Written problem: Every record must be repeated exactly, with no omission.
***** Data in this exercise
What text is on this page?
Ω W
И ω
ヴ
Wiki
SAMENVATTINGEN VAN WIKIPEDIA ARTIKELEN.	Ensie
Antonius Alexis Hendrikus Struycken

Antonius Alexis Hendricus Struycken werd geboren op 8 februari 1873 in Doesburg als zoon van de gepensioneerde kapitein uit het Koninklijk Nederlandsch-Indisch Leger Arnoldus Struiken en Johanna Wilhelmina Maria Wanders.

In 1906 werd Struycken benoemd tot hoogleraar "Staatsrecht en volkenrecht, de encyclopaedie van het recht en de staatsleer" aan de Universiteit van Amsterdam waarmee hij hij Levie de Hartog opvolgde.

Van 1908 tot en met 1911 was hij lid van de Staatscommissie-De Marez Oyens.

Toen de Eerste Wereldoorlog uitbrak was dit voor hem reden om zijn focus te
**********
The answer:
What text is on this page?
Ω W
И ω
ヴ
Wiki
SAMENVATTINGEN VAN WIKIPEDIA ARTIKELEN.	Ensie
Antonius Alexis Hendrikus Struycken

Antonius Alexis Hendricus Struycken werd geboren op 8 februari 1873 in Doesburg als zoon van de gepensioneerde kapitein uit het Koninklijk Nederlandsch-Indisch Leger Arnoldus Struiken en Johanna Wilhelmina Maria Wanders.

In 1906 werd Struycken benoemd tot hoogleraar "Staatsrecht en volkenrecht, de encyclopaedie van het recht en de staatsleer" aan de Universiteit van Amsterdam waarmee hij hij Levie de Hartog opvolgde.

Van 1908 tot en met 1911 was hij lid van de Staatscommissie-De Marez Oyens.

Toen de Eerste Wereldoorlog uitbrak was dit voor hem reden om zijn focus te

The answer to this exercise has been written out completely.